▶ _Stored items from a collection_:

---

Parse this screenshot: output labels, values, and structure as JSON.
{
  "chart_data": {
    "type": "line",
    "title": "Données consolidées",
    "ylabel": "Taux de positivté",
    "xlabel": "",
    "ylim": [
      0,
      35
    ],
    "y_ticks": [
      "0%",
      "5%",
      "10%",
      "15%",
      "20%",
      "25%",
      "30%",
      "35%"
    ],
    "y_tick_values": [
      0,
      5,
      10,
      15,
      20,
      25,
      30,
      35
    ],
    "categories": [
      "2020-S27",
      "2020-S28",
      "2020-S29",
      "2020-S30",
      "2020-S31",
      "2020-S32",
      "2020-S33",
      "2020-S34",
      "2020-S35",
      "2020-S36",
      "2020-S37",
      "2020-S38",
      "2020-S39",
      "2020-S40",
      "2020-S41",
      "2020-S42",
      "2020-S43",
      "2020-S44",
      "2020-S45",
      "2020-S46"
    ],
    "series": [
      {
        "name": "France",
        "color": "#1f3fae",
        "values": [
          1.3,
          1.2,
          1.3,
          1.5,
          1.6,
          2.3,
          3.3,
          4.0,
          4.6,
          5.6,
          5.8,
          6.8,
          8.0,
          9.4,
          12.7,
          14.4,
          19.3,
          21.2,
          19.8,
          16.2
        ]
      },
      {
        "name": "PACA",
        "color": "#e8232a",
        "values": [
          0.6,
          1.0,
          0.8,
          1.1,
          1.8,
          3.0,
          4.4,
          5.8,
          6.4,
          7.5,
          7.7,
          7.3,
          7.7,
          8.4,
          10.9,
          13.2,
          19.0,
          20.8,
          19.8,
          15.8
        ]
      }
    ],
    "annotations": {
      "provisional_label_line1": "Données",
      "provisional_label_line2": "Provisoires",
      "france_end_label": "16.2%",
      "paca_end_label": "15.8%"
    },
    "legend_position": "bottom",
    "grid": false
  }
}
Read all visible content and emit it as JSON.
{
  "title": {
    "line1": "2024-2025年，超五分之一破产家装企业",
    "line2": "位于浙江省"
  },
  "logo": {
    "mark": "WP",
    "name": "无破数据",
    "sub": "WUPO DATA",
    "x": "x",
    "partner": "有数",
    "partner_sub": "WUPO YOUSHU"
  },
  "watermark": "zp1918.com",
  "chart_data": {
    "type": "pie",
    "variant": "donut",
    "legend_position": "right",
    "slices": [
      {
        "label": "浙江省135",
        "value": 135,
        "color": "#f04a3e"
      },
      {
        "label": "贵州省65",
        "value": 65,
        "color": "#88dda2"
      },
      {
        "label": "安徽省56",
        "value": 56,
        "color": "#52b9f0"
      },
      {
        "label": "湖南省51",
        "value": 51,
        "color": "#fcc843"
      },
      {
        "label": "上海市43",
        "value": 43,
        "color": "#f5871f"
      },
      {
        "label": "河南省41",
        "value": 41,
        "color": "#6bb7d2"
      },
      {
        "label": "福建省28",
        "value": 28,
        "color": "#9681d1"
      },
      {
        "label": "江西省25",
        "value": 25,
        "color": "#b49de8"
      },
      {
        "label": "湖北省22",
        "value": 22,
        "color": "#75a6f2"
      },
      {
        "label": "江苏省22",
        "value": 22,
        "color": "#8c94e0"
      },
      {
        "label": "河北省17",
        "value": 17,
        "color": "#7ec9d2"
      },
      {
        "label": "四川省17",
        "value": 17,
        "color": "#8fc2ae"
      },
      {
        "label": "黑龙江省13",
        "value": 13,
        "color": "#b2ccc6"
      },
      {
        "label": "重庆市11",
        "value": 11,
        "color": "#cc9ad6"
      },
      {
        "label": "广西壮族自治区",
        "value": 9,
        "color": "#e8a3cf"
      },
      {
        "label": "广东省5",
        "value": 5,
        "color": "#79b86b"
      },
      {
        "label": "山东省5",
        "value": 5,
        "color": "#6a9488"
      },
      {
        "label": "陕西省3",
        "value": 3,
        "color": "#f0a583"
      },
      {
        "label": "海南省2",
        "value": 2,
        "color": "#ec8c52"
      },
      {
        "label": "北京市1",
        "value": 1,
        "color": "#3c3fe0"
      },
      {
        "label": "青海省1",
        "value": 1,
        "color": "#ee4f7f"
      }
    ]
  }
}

---

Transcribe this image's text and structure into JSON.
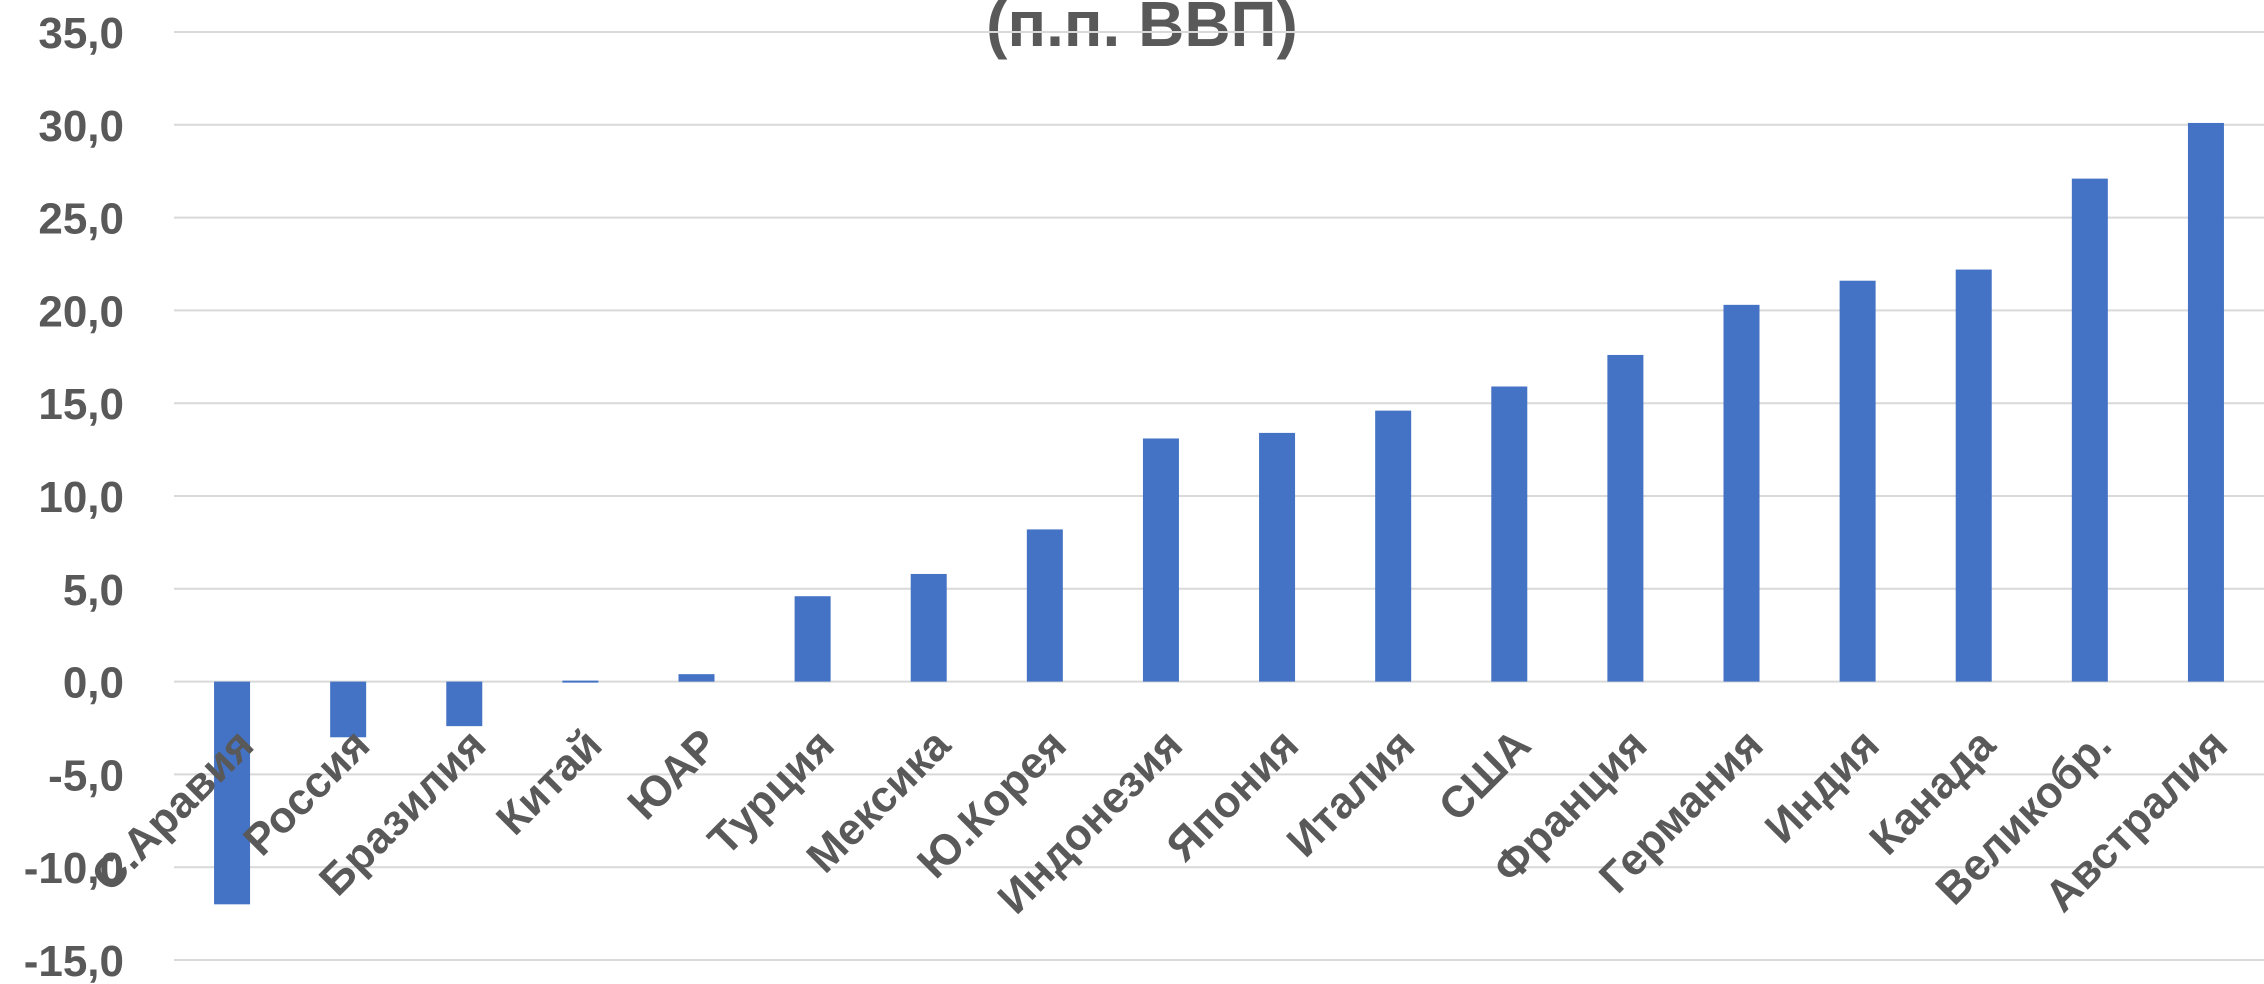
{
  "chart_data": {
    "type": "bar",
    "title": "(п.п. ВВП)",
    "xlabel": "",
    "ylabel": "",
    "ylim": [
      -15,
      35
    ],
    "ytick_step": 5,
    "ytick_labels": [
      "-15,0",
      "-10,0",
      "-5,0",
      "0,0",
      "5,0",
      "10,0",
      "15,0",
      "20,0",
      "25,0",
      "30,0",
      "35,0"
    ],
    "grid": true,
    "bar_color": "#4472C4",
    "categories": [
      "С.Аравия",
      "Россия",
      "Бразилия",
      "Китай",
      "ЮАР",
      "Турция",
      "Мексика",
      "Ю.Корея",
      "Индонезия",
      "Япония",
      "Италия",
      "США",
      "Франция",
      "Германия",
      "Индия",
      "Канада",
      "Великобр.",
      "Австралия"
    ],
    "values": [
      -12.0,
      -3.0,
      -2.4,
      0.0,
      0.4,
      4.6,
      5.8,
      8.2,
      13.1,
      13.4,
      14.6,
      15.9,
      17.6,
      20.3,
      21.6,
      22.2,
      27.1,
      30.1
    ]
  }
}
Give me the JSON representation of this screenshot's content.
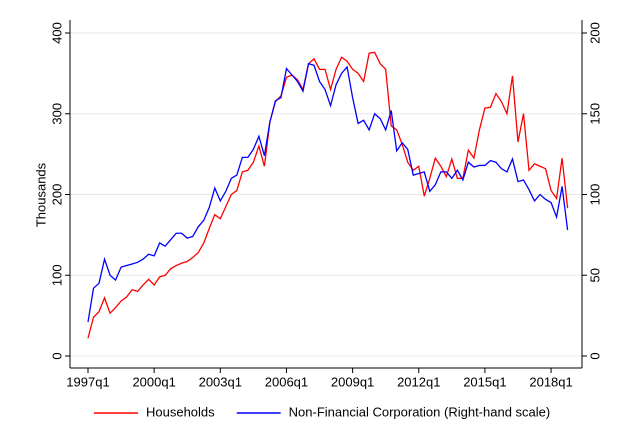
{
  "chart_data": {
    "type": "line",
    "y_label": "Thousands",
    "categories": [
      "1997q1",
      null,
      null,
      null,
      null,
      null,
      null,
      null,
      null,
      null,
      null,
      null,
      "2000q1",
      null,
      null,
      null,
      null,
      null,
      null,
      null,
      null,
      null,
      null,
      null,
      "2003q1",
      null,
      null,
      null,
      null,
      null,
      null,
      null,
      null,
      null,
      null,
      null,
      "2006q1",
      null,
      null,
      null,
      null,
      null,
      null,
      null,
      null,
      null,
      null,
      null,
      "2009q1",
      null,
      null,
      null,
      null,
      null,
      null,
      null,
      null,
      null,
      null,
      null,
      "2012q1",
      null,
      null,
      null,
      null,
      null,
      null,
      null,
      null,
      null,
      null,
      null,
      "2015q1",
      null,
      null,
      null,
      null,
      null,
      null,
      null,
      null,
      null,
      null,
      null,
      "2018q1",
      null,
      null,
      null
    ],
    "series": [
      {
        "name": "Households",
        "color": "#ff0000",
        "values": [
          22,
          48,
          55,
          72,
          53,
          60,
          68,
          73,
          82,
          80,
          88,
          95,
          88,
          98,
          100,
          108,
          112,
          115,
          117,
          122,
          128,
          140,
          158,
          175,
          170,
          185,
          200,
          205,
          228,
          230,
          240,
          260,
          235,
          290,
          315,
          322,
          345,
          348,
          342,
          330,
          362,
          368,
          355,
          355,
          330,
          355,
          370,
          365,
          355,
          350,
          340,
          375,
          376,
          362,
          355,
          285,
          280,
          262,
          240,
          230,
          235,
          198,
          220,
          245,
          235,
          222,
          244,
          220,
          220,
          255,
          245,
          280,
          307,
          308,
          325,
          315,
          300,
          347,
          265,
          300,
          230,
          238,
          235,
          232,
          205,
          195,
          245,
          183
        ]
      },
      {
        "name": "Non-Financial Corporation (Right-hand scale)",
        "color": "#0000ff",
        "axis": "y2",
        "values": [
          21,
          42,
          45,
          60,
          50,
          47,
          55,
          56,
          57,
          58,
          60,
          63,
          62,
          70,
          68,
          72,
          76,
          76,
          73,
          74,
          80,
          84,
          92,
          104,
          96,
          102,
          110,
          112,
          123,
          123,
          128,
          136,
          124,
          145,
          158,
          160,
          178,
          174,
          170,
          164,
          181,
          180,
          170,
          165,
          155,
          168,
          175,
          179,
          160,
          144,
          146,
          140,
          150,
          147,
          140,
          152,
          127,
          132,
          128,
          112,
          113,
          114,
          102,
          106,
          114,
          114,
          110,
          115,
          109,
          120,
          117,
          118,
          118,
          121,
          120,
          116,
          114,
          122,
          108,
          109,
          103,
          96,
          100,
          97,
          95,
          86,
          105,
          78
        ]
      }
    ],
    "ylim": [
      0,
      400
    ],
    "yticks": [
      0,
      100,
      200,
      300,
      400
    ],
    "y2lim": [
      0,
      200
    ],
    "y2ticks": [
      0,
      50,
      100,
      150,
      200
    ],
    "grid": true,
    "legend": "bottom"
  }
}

---

▶ _GIVEN REQUEST_: From the data, pick out every line that includes "WUPO".

▶ _RIGHT ANSWER_:
    "sub": "WUPO DATA",
    "partner_sub": "WUPO YOUSHU"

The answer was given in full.